* _Stated goal_:
Without including the pictures, copy out every line below.

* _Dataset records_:
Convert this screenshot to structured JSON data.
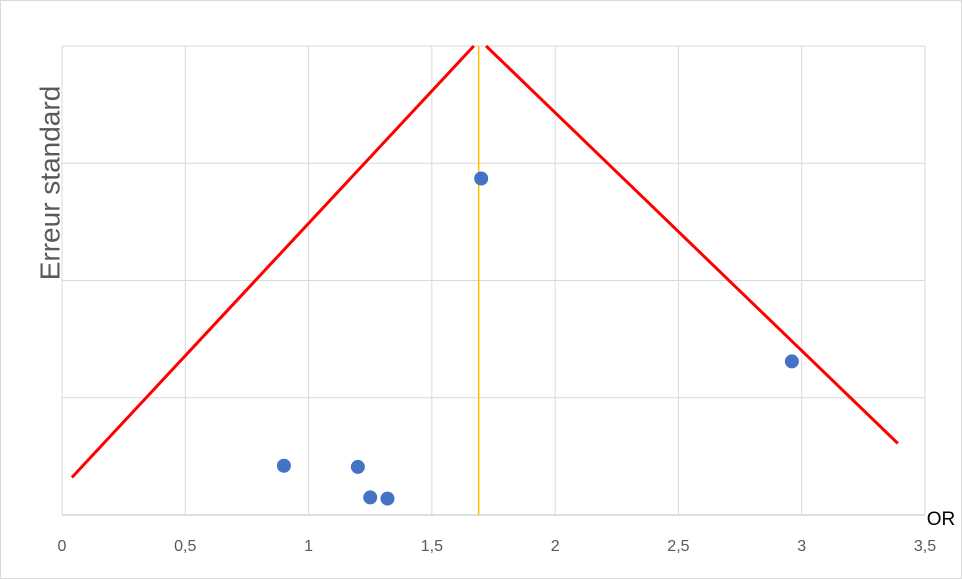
{
  "chart_data": {
    "type": "scatter",
    "title": "",
    "xlabel": "OR",
    "ylabel": "Erreur standard",
    "xlim": [
      0,
      3.5
    ],
    "ylim": [
      0,
      4
    ],
    "x_ticks": [
      0,
      0.5,
      1,
      1.5,
      2,
      2.5,
      3,
      3.5
    ],
    "x_tick_labels": [
      "0",
      "0,5",
      "1",
      "1,5",
      "2",
      "2,5",
      "3",
      "3,5"
    ],
    "y_gridlines": [
      0,
      1,
      2,
      3,
      4
    ],
    "grid": true,
    "legend": "none",
    "points": [
      {
        "x": 0.9,
        "y": 0.42
      },
      {
        "x": 1.2,
        "y": 0.41
      },
      {
        "x": 1.25,
        "y": 0.15
      },
      {
        "x": 1.32,
        "y": 0.14
      },
      {
        "x": 1.7,
        "y": 2.87
      },
      {
        "x": 2.96,
        "y": 1.31
      }
    ],
    "funnel_left": [
      [
        0.04,
        0.32
      ],
      [
        1.67,
        4.0
      ]
    ],
    "funnel_right": [
      [
        1.72,
        4.0
      ],
      [
        3.39,
        0.61
      ]
    ],
    "center_line_x": 1.69,
    "colors": {
      "points": "#4472c4",
      "funnel": "#ff0000",
      "center_line": "#ffc000",
      "grid": "#d9d9d9",
      "tick_text": "#595959"
    }
  }
}
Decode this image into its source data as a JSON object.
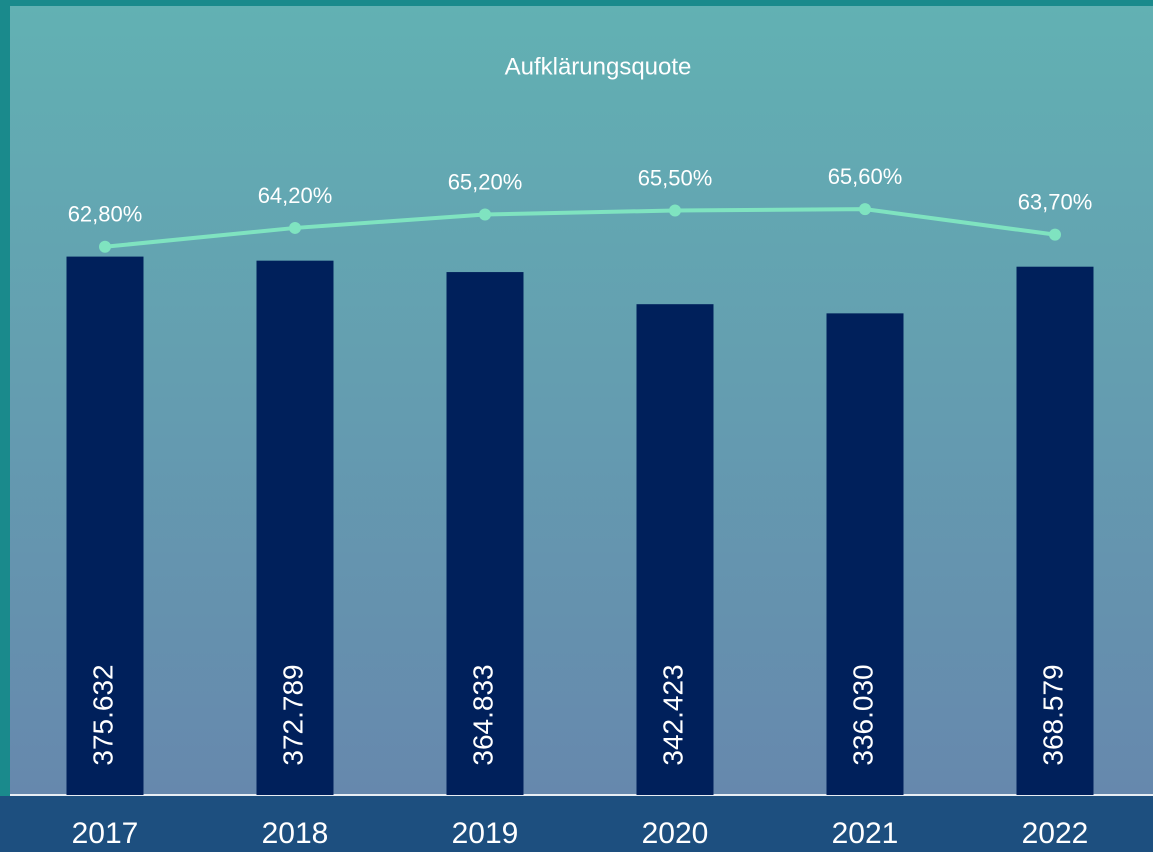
{
  "chart_data": {
    "type": "combo",
    "title": "Aufklärungsquote",
    "categories": [
      "2017",
      "2018",
      "2019",
      "2020",
      "2021",
      "2022"
    ],
    "ylim": [
      0,
      450000
    ],
    "y2lim": [
      22,
      70
    ],
    "series": [
      {
        "type": "bar",
        "color": "#00205b",
        "values": [
          375632,
          372789,
          364833,
          342423,
          336030,
          368579
        ],
        "value_labels": [
          "375.632",
          "372.789",
          "364.833",
          "342.423",
          "336.030",
          "368.579"
        ]
      },
      {
        "type": "line",
        "axis": "y2",
        "color": "#7fe3c0",
        "values": [
          62.8,
          64.2,
          65.2,
          65.5,
          65.6,
          63.7
        ],
        "value_labels": [
          "62,80%",
          "64,20%",
          "65,20%",
          "65,50%",
          "65,60%",
          "63,70%"
        ]
      }
    ]
  }
}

* _The result_:
Convert this screenshot to structured JSON data.
{
  "chart_data": {
    "type": "scatter",
    "title": "",
    "xlabel": "OR",
    "ylabel": "Erreur standard",
    "xlim": [
      0,
      3.5
    ],
    "ylim": [
      0,
      4
    ],
    "x_ticks": [
      0,
      0.5,
      1,
      1.5,
      2,
      2.5,
      3,
      3.5
    ],
    "x_tick_labels": [
      "0",
      "0,5",
      "1",
      "1,5",
      "2",
      "2,5",
      "3",
      "3,5"
    ],
    "y_gridlines": [
      0,
      1,
      2,
      3,
      4
    ],
    "grid": true,
    "legend": "none",
    "points": [
      {
        "x": 0.9,
        "y": 0.42
      },
      {
        "x": 1.2,
        "y": 0.41
      },
      {
        "x": 1.25,
        "y": 0.15
      },
      {
        "x": 1.32,
        "y": 0.14
      },
      {
        "x": 1.7,
        "y": 2.87
      },
      {
        "x": 2.96,
        "y": 1.31
      }
    ],
    "funnel_left": [
      [
        0.04,
        0.32
      ],
      [
        1.67,
        4.0
      ]
    ],
    "funnel_right": [
      [
        1.72,
        4.0
      ],
      [
        3.39,
        0.61
      ]
    ],
    "center_line_x": 1.69,
    "colors": {
      "points": "#4472c4",
      "funnel": "#ff0000",
      "center_line": "#ffc000",
      "grid": "#d9d9d9",
      "tick_text": "#595959"
    }
  }
}
Decode this image into its source data as a JSON object.
{
  "chart_data": {
    "type": "combo",
    "title": "Aufklärungsquote",
    "categories": [
      "2017",
      "2018",
      "2019",
      "2020",
      "2021",
      "2022"
    ],
    "ylim": [
      0,
      450000
    ],
    "y2lim": [
      22,
      70
    ],
    "series": [
      {
        "type": "bar",
        "color": "#00205b",
        "values": [
          375632,
          372789,
          364833,
          342423,
          336030,
          368579
        ],
        "value_labels": [
          "375.632",
          "372.789",
          "364.833",
          "342.423",
          "336.030",
          "368.579"
        ]
      },
      {
        "type": "line",
        "axis": "y2",
        "color": "#7fe3c0",
        "values": [
          62.8,
          64.2,
          65.2,
          65.5,
          65.6,
          63.7
        ],
        "value_labels": [
          "62,80%",
          "64,20%",
          "65,20%",
          "65,50%",
          "65,60%",
          "63,70%"
        ]
      }
    ]
  }
}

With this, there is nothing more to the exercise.